Dataset entries:
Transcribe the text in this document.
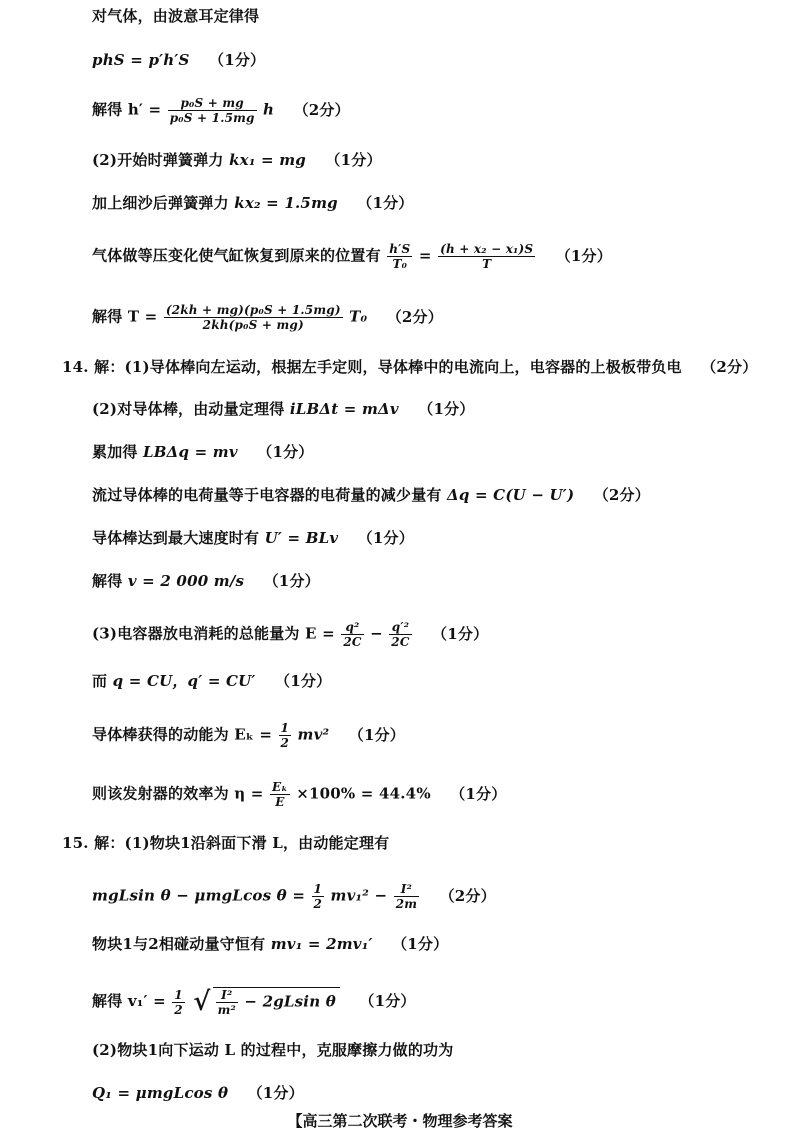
对气体，由波意耳定律得
phS = p′h′S （1分）
解得 $h' = \frac{\text{p₀S + mg}}{\text{p₀S + 1.5mg}}$ h （2分）
(2)开始时弹簧弹力 kx₁ = mg （1分）
加上细沙后弹簧弹力 kx₂ = 1.5mg （1分）
气体做等压变化使气缸恢复到原来的位置有 $\frac{h'S}{\text{T₀}} = \frac{\text{(h + x₂ − x₁)S}}{T} (1$分）
解得 $T = \frac{\text{(2kh + mg)(p₀S + 1.5mg)}}{\text{2kh(p₀S + mg)}} T_0$ （2分）
14. 解：(1)导体棒向左运动，根据左手定则，导体棒中的电流向上，电容器的上极板带负电 （2分）
(2)对导体棒，由动量定理得 iLBΔt = mΔv （1分）
累加得 LBΔq = mv （1分）
流过导体棒的电荷量等于电容器的电荷量的减少量有 Δq = C(U − U′) （2分）
导体棒达到最大速度时有 U′ = BLv （1分）
解得 v = 2 000 m/s （1分）
(3)电容器放电消耗的总能量为 $E = \frac{\text{q²}}{2C} - \frac{\text{q′²}}{2C} (1$分）
而 q = CU，q′ = CU′ （1分）
导体棒获得的动能为 $E_k = \frac{1}{2} mv^2$ （1分）
则该发射器的效率为 $\eta = \frac{\text{Eₖ}}{E} \times 100\% = 44.4\%$ （1分）
15. 解：(1)物块1沿斜面下滑 L，由动能定理有
mgLsin θ − μmgLcos $\theta = \frac{1}{2} mv_1^2 - \frac{\text{I²}}{2m} (2$分）
物块1与2相碰动量守恒有 mv₁ = 2mv₁′ （1分）
解得 $v_1' = \frac{1}{2}$ √ $\frac{\text{I²}}{\text{m²}} - 2gLsin$ θ （1分）
(2)物块1向下运动 L 的过程中，克服摩擦力做的功为
Q₁ = μmgLcos θ （1分）
【高三第二次联考・物理参考答案
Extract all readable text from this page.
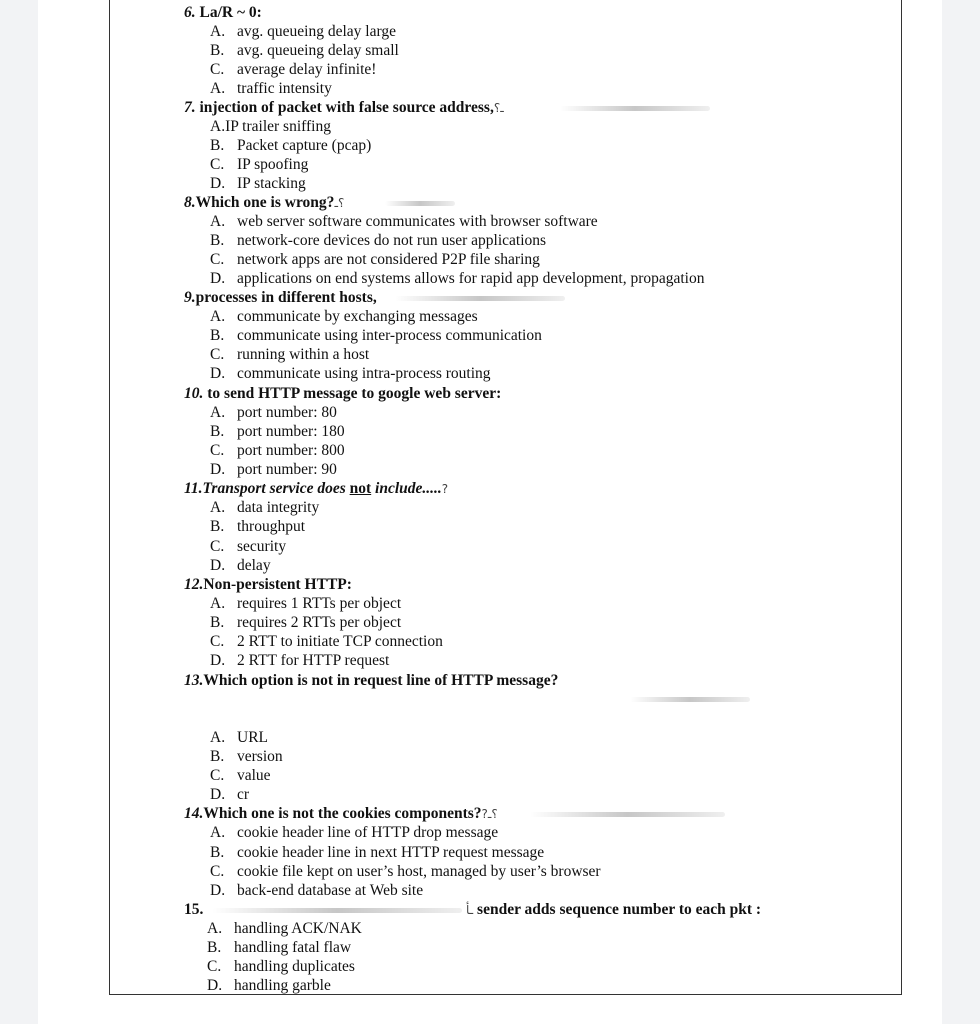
6. La/R ~ 0:
A. avg. queueing delay large
B. avg. queueing delay small
C. average delay infinite!
A. traffic intensity
7. injection of packet with false source address,ـ؟
A.IP trailer sniffing
B. Packet capture (pcap)
C. IP spoofing
D. IP stacking
8.Which one is wrong?؟ـ
A. web server software communicates with browser software
B. network-core devices do not run user applications
C. network apps are not considered P2P file sharing
D. applications on end systems allows for rapid app development, propagation
9.processes in different hosts,
A. communicate by exchanging messages
B. communicate using inter-process communication
C. running within a host
D. communicate using intra-process routing
10. to send HTTP message to google web server:
A. port number: 80
B. port number: 180
C. port number: 800
D. port number: 90
11.Transport service does not include.....?
A. data integrity
B. throughput
C. security
D. delay
12.Non-persistent HTTP:
A. requires 1 RTTs per object
B. requires 2 RTTs per object
C. 2 RTT to initiate TCP connection
D. 2 RTT for HTTP request
13.Which option is not in request line of HTTP message?
A. URL
B. version
C. value
D. cr
14.Which one is not the cookies components??؟ـ
A. cookie header line of HTTP drop message
B. cookie header line in next HTTP request message
C. cookie file kept on user’s host, managed by user’s browser
D. back-end database at Web site
15.	ـأ sender adds sequence number to each pkt :
A. handling ACK/NAK
B. handling fatal flaw
C. handling duplicates
D. handling garble
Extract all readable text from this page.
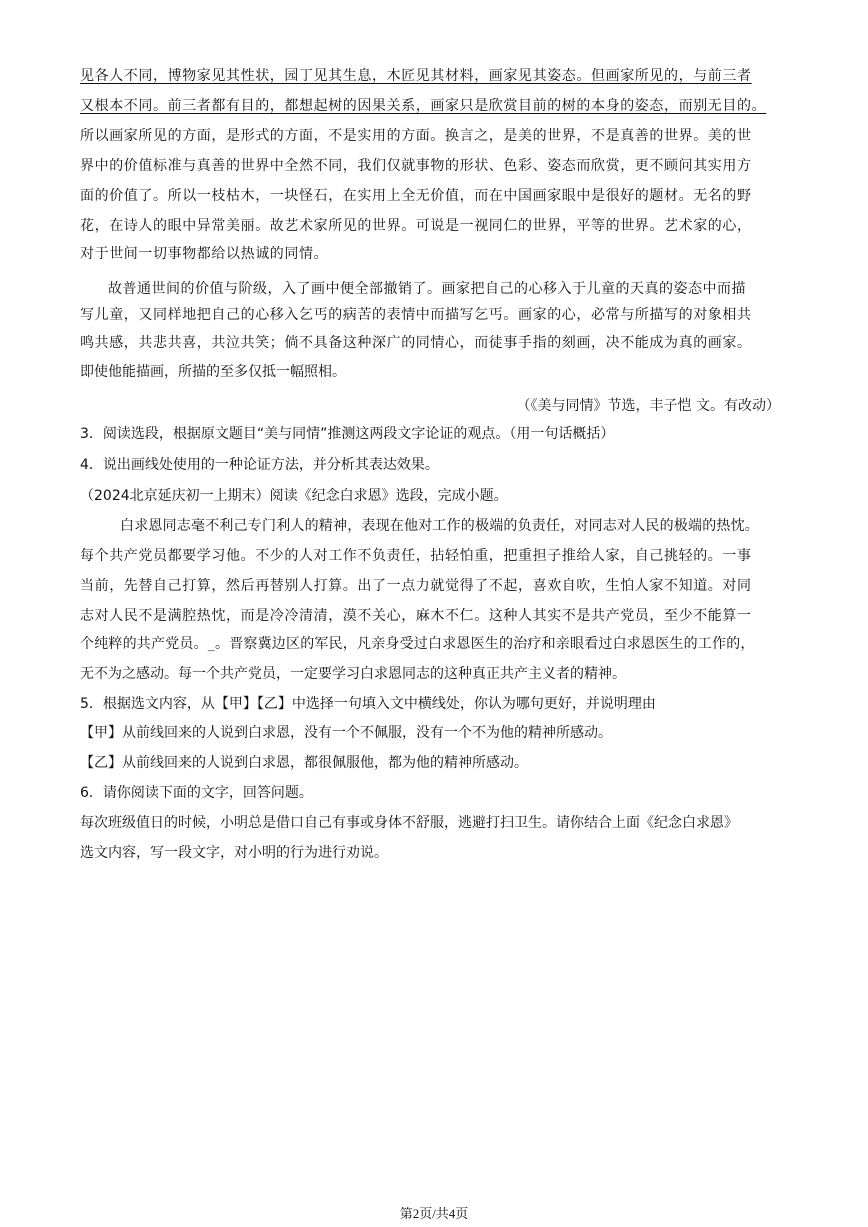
见各人不同，博物家见其性状，园丁见其生息，木匠见其材料，画家见其姿态。但画家所见的，与前三者

又根本不同。前三者都有目的，都想起树的因果关系，画家只是欣赏目前的树的本身的姿态，而别无目的。

所以画家所见的方面，是形式的方面，不是实用的方面。换言之，是美的世界，不是真善的世界。美的世

界中的价值标准与真善的世界中全然不同，我们仅就事物的形状、色彩、姿态而欣赏，更不顾问其实用方

面的价值了。所以一枝枯木，一块怪石，在实用上全无价值，而在中国画家眼中是很好的题材。无名的野

花，在诗人的眼中异常美丽。故艺术家所见的世界。可说是一视同仁的世界，平等的世界。艺术家的心，

对于世间一切事物都给以热诚的同情。

故普通世间的价值与阶级，入了画中便全部撤销了。画家把自己的心移入于儿童的天真的姿态中而描

写儿童，又同样地把自己的心移入乞丐的病苦的表情中而描写乞丐。画家的心，必常与所描写的对象相共

鸣共感，共悲共喜，共泣共笑；倘不具备这种深广的同情心，而徒事手指的刻画，决不能成为真的画家。

即使他能描画，所描的至多仅抵一幅照相。

（《美与同情》节选，丰子恺 文。有改动）

3．阅读选段，根据原文题目“美与同情”推测这两段文字论证的观点。（用一句话概括）

4．说出画线处使用的一种论证方法，并分析其表达效果。

（2024北京延庆初一上期末）阅读《纪念白求恩》选段，完成小题。

白求恩同志毫不利己专门利人的精神，表现在他对工作的极端的负责任，对同志对人民的极端的热忱。

每个共产党员都要学习他。不少的人对工作不负责任，拈轻怕重，把重担子推给人家，自己挑轻的。一事

当前，先替自己打算，然后再替别人打算。出了一点力就觉得了不起，喜欢自吹，生怕人家不知道。对同

志对人民不是满腔热忱，而是冷冷清清，漠不关心，麻木不仁。这种人其实不是共产党员，至少不能算一

个纯粹的共产党员。_。晋察冀边区的军民，凡亲身受过白求恩医生的治疗和亲眼看过白求恩医生的工作的，

无不为之感动。每一个共产党员，一定要学习白求恩同志的这种真正共产主义者的精神。

5．根据选文内容，从【甲】【乙】中选择一句填入文中横线处，你认为哪句更好，并说明理由

【甲】从前线回来的人说到白求恩，没有一个不佩服，没有一个不为他的精神所感动。

【乙】从前线回来的人说到白求恩，都很佩服他，都为他的精神所感动。

6．请你阅读下面的文字，回答问题。

每次班级值日的时候，小明总是借口自己有事或身体不舒服，逃避打扫卫生。请你结合上面《纪念白求恩》

选文内容，写一段文字，对小明的行为进行劝说。

第2页/共4页
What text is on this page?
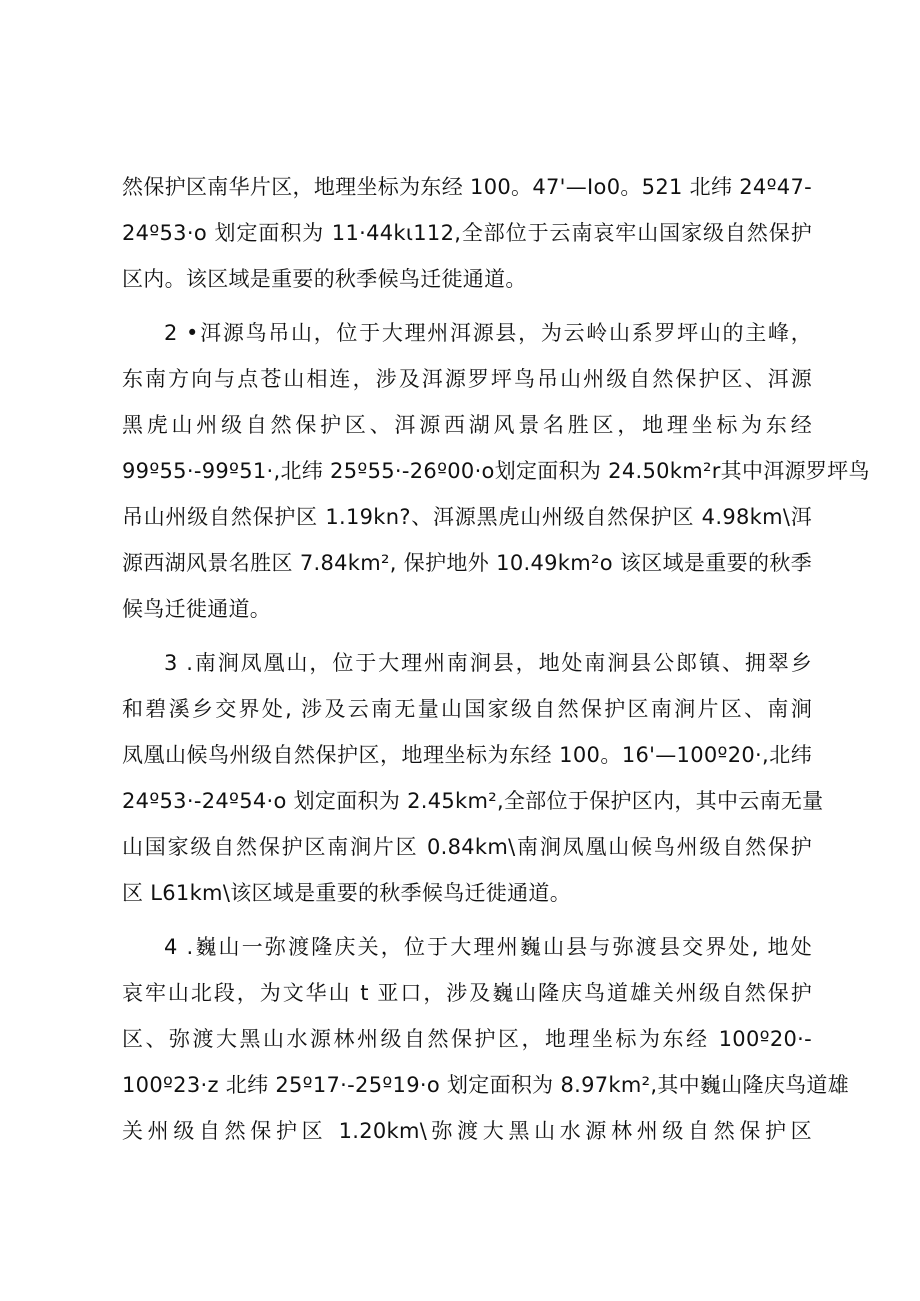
然保护区南华片区，地理坐标为东经 100。47'—Io0。521 北纬 24º47-
24º53·o 划定面积为 11·44kι112,全部位于云南哀牢山国家级自然保护
区内。该区域是重要的秋季候鸟迁徙通道。
2 •洱源鸟吊山，位于大理州洱源县，为云岭山系罗坪山的主峰，
东南方向与点苍山相连，涉及洱源罗坪鸟吊山州级自然保护区、洱源
黑虎山州级自然保护区、洱源西湖风景名胜区，地理坐标为东经
99º55·-99º51·,北纬 25º55·-26º00·o划定面积为 24.50km²r其中洱源罗坪鸟
吊山州级自然保护区 1.19kn?、洱源黑虎山州级自然保护区 4.98km\洱
源西湖风景名胜区 7.84km², 保护地外 10.49km²o 该区域是重要的秋季
候鸟迁徙通道。
3 .南涧凤凰山，位于大理州南涧县，地处南涧县公郎镇、拥翠乡
和碧溪乡交界处, 涉及云南无量山国家级自然保护区南涧片区、南涧
凤凰山候鸟州级自然保护区，地理坐标为东经 100。16'—100º20·,北纬
24º53·-24º54·o 划定面积为 2.45km²,全部位于保护区内，其中云南无量
山国家级自然保护区南涧片区 0.84km\南涧凤凰山候鸟州级自然保护
区 L61km\该区域是重要的秋季候鸟迁徙通道。
4 .巍山一弥渡隆庆关，位于大理州巍山县与弥渡县交界处, 地处
哀牢山北段，为文华山 t 亚口，涉及巍山隆庆鸟道雄关州级自然保护
区、弥渡大黑山水源林州级自然保护区，地理坐标为东经 100º20·-
100º23·z 北纬 25º17·-25º19·o 划定面积为 8.97km²,其中巍山隆庆鸟道雄
关州级自然保护区 1.20km\弥渡大黑山水源林州级自然保护区
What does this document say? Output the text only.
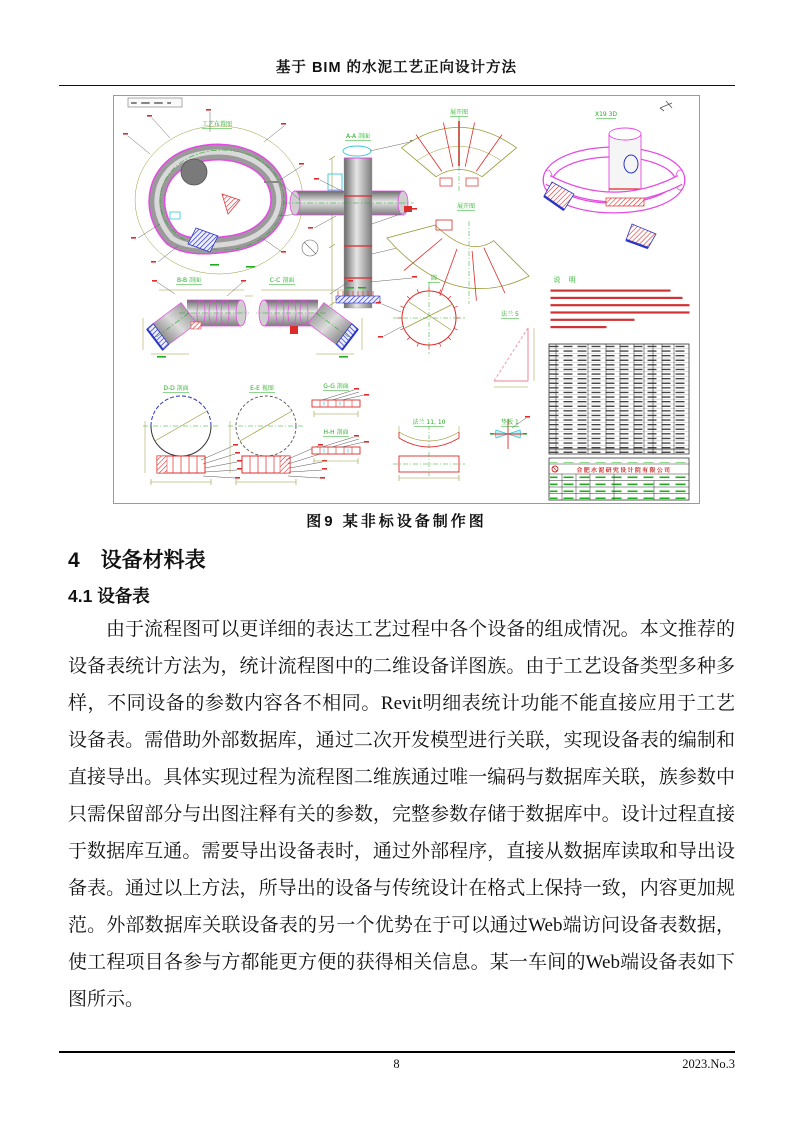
基于 BIM 的水泥工艺正向设计方法
工艺布置图
A-A 剖面
展开图
展开图
X19 3D
B-B 剖面	C-C 剖面	圆
法兰 5
D-D 剖面	E-E 视图	G-G 剖面
H-H 剖面
法兰 11, 10	垫板 1
说 明
合肥水泥研究设计院有限公司
图9 某非标设备制作图
4　设备材料表
4.1 设备表
由于流程图可以更详细的表达工艺过程中各个设备的组成情况。本文推荐的设备表统计方法为，统计流程图中的二维设备详图族。由于工艺设备类型多种多样，不同设备的参数内容各不相同。Revit明细表统计功能不能直接应用于工艺设备表。需借助外部数据库，通过二次开发模型进行关联，实现设备表的编制和直接导出。具体实现过程为流程图二维族通过唯一编码与数据库关联，族参数中只需保留部分与出图注释有关的参数，完整参数存储于数据库中。设计过程直接于数据库互通。需要导出设备表时，通过外部程序，直接从数据库读取和导出设备表。通过以上方法，所导出的设备与传统设计在格式上保持一致，内容更加规范。外部数据库关联设备表的另一个优势在于可以通过Web端访问设备表数据，使工程项目各参与方都能更方便的获得相关信息。某一车间的Web端设备表如下图所示。
8	2023.No.3
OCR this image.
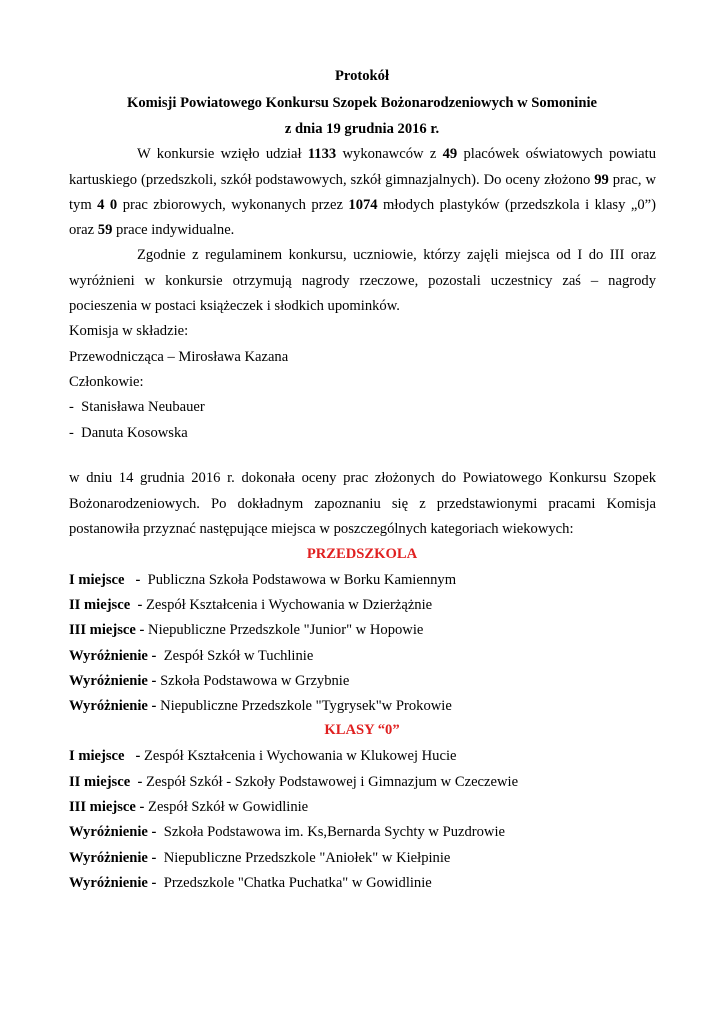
Protokół
Komisji Powiatowego Konkursu Szopek Bożonarodzeniowych w Somoninie
z dnia 19 grudnia 2016 r.
W konkursie wzięło udział 1133 wykonawców z 49 placówek oświatowych powiatu
kartuskiego (przedszkoli, szkół podstawowych, szkół gimnazjalnych). Do oceny złożono 99 prac, w
tym 4 0 prac zbiorowych, wykonanych przez 1074 młodych plastyków (przedszkola i klasy „0”)
oraz 59 prace indywidualne.
Zgodnie z regulaminem konkursu, uczniowie, którzy zajęli miejsca od I do III oraz
wyróżnieni w konkursie otrzymują nagrody rzeczowe, pozostali uczestnicy zaś – nagrody
pocieszenia w postaci książeczek i słodkich upominków.
Komisja w składzie:
Przewodnicząca – Mirosława Kazana
Członkowie:
-  Stanisława Neubauer
-  Danuta Kosowska
w dniu 14 grudnia 2016 r. dokonała oceny prac złożonych do Powiatowego Konkursu Szopek
Bożonarodzeniowych. Po dokładnym zapoznaniu się z przedstawionymi pracami Komisja
postanowiła przyznać następujące miejsca w poszczególnych kategoriach wiekowych:
PRZEDSZKOLA
I miejsce   -  Publiczna Szkoła Podstawowa w Borku Kamiennym
II miejsce  - Zespół Kształcenia i Wychowania w Dzierżążnie
III miejsce - Niepubliczne Przedszkole "Junior" w Hopowie
Wyróżnienie -  Zespół Szkół w Tuchlinie
Wyróżnienie - Szkoła Podstawowa w Grzybnie
Wyróżnienie - Niepubliczne Przedszkole "Tygrysek"w Prokowie
KLASY “0”
I miejsce   - Zespół Kształcenia i Wychowania w Klukowej Hucie
II miejsce  - Zespół Szkół - Szkoły Podstawowej i Gimnazjum w Czeczewie
III miejsce - Zespół Szkół w Gowidlinie
Wyróżnienie -  Szkoła Podstawowa im. Ks,Bernarda Sychty w Puzdrowie
Wyróżnienie -  Niepubliczne Przedszkole "Aniołek" w Kiełpinie
Wyróżnienie -  Przedszkole "Chatka Puchatka" w Gowidlinie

EXERCISE DESCRIPTION:
Reply with one number only: the count of lines in the entries that contain "弥渡大黑山水源林州级自然保护区".

SOLVED EXERCISE:
2